> **YOUR GOAL**
For the data below, report the number of lines that contain the string "Normal" and nothing else.

============================================================

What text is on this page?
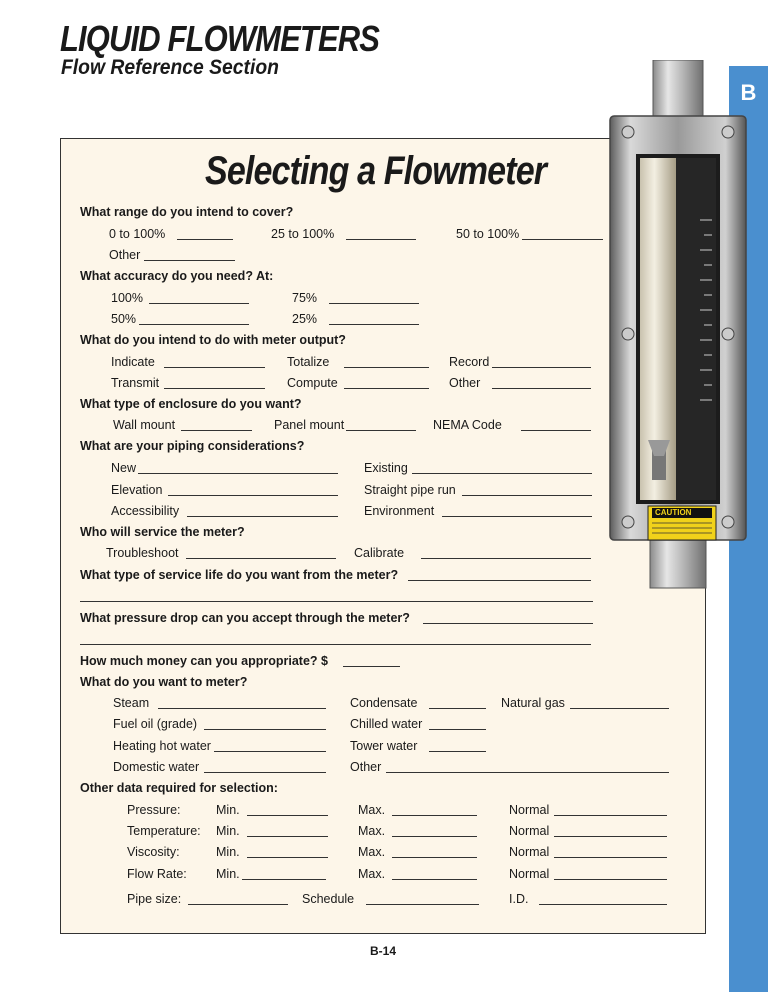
LIQUID FLOWMETERS
Flow Reference Section
B
Selecting a Flowmeter
CAUTION
What range do you intend to cover?
0 to 100%	25 to 100%	50 to 100%
Other
What accuracy do you need? At:
100%	75%
50%	25%
What do you intend to do with meter output?
Indicate	Totalize	Record
Transmit	Compute	Other
What type of enclosure do you want?
Wall mount	Panel mount	NEMA Code
What are your piping considerations?
New	Existing
Elevation	Straight pipe run
Accessibility	Environment
Who will service the meter?
Troubleshoot	Calibrate
What type of service life do you want from the meter?
What pressure drop can you accept through the meter?
How much money can you appropriate? $
What do you want to meter?
Steam	Condensate	Natural gas
Fuel oil (grade)	Chilled water
Heating hot water	Tower water
Domestic water	Other
Other data required for selection:
Pressure:	Min.	Max.	Normal
Temperature: Min.	Max.	Normal
Viscosity:	Min.	Max.	Normal
Flow Rate: Min.	Max.	Normal
Pipe size:	Schedule	I.D.
B-14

============================================================

> **ANSWER TO THE TASK**
4